[INPUT]
════

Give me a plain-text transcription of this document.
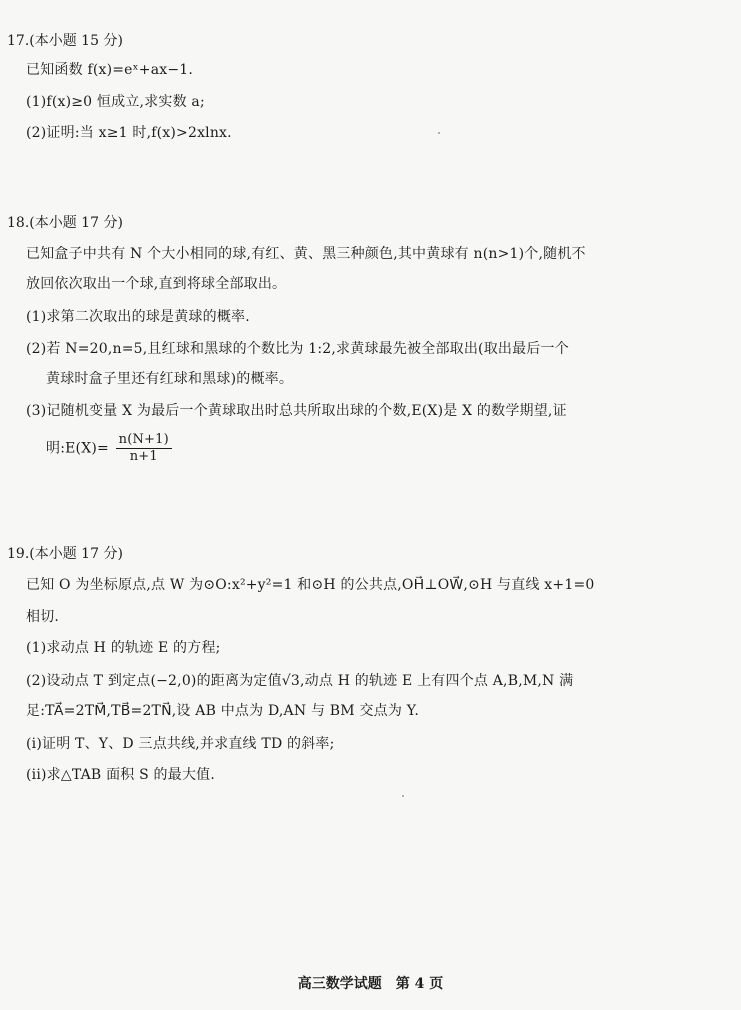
17.(本小题 15 分)
已知函数 f(x)=eˣ+ax−1.
(1)f(x)≥0 恒成立,求实数 a;
(2)证明:当 x≥1 时,f(x)>2xlnx.
18.(本小题 17 分)
已知盒子中共有 N 个大小相同的球,有红、黄、黑三种颜色,其中黄球有 n(n>1)个,随机不
放回依次取出一个球,直到将球全部取出。
(1)求第二次取出的球是黄球的概率.
(2)若 N=20,n=5,且红球和黑球的个数比为 1:2,求黄球最先被全部取出(取出最后一个
黄球时盒子里还有红球和黑球)的概率。
(3)记随机变量 X 为最后一个黄球取出时总共所取出球的个数,E(X)是 X 的数学期望,证
明:E(X)= $\frac{n(N+1)}{n+1}$
19.(本小题 17 分)
已知 O 为坐标原点,点 W 为⊙O:x²+y²=1 和⊙H 的公共点,OH⃗⊥OW⃗,⊙H 与直线 x+1=0
相切.
(1)求动点 H 的轨迹 E 的方程;
(2)设动点 T 到定点(−2,0)的距离为定值√3,动点 H 的轨迹 E 上有四个点 A,B,M,N 满
足:TA⃗=2TM⃗,TB⃗=2TN⃗,设 AB 中点为 D,AN 与 BM 交点为 Y.
(i)证明 T、Y、D 三点共线,并求直线 TD 的斜率;
(ii)求△TAB 面积 S 的最大值.
高三数学试题　第 4 页
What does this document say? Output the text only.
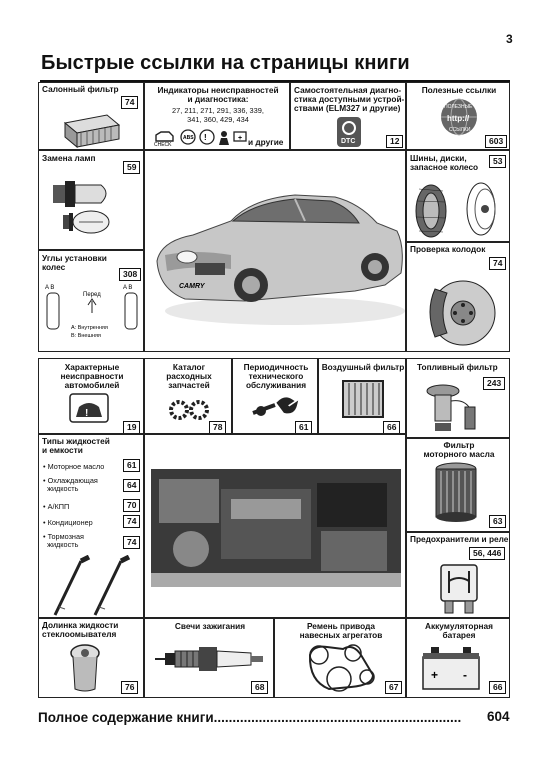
3
Быстрые ссылки на страницы книги
Салонный фильтр
74
Индикаторы неисправностей
и диагностика:
27, 211, 271, 291, 336, 339,
341, 360, 429, 434
CHECK
ABS !	+ и другие
Самостоятельная диагно-
стика доступными устрой-
ствами (ELM327 и другие)
DTC	12
Полезные ссылки
ПОЛЕЗНЫЕ
http://
ССЫЛКИ
603
Замена ламп
59
CAMRY
Шины, диски,
запасное колесо
53
Углы установки
колес
308
A B	A B
Перед
А: Внутренняя
B: Внешняя
Проверка колодок
74
Характерные
неисправности
автомобилей
!
19
Каталог
расходных
запчастей
78
Периодичность
технического
обслуживания
61
Воздушный фильтр
66
Топливный фильтр
243
Типы жидкостей
и емкости
• Моторное масло	61
• Охлаждающая
жидкость	64
• А/КПП	70
• Кондиционер	74
• Тормозная
жидкость	74
Фильтр
моторного масла
63
Предохранители и реле
56, 446
Долинка жидкости
стеклоомывателя
76
Свечи зажигания
68
Ремень привода
навесных агрегатов
67
Аккумуляторная
батарея
+ -
66
Полное содержание книги..................................................................	604
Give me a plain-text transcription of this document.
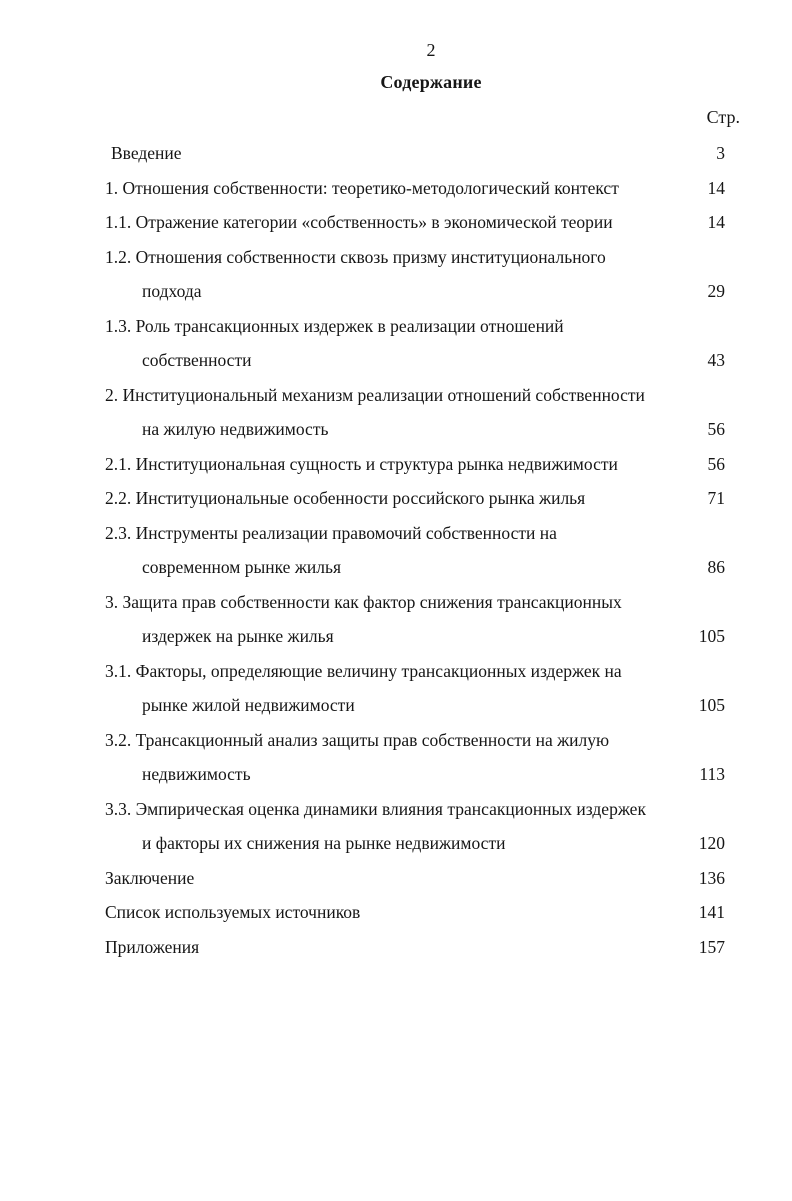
2
Содержание
Стр.
Введение	3
1. Отношения собственности: теоретико-методологический контекст	14
1.1. Отражение категории «собственность» в экономической теории	14
1.2. Отношения собственности сквозь призму институционального
подхода	29
1.3. Роль трансакционных издержек в реализации отношений
собственности	43
2. Институциональный механизм реализации отношений собственности
на жилую недвижимость	56
2.1. Институциональная сущность и структура рынка недвижимости	56
2.2. Институциональные особенности российского рынка жилья	71
2.3. Инструменты реализации правомочий собственности на
современном рынке жилья	86
3. Защита прав собственности как фактор снижения трансакционных
издержек на рынке жилья	105
3.1. Факторы, определяющие величину трансакционных издержек на
рынке жилой недвижимости	105
3.2. Трансакционный анализ защиты прав собственности на жилую
недвижимость	113
3.3. Эмпирическая оценка динамики влияния трансакционных издержек
и факторы их снижения на рынке недвижимости	120
Заключение	136
Список используемых источников	141
Приложения	157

════

[BRIEF] Only a number is wanted: how many lines of the data above contain "отношений"?

[RESULT OF THIS TASK] 2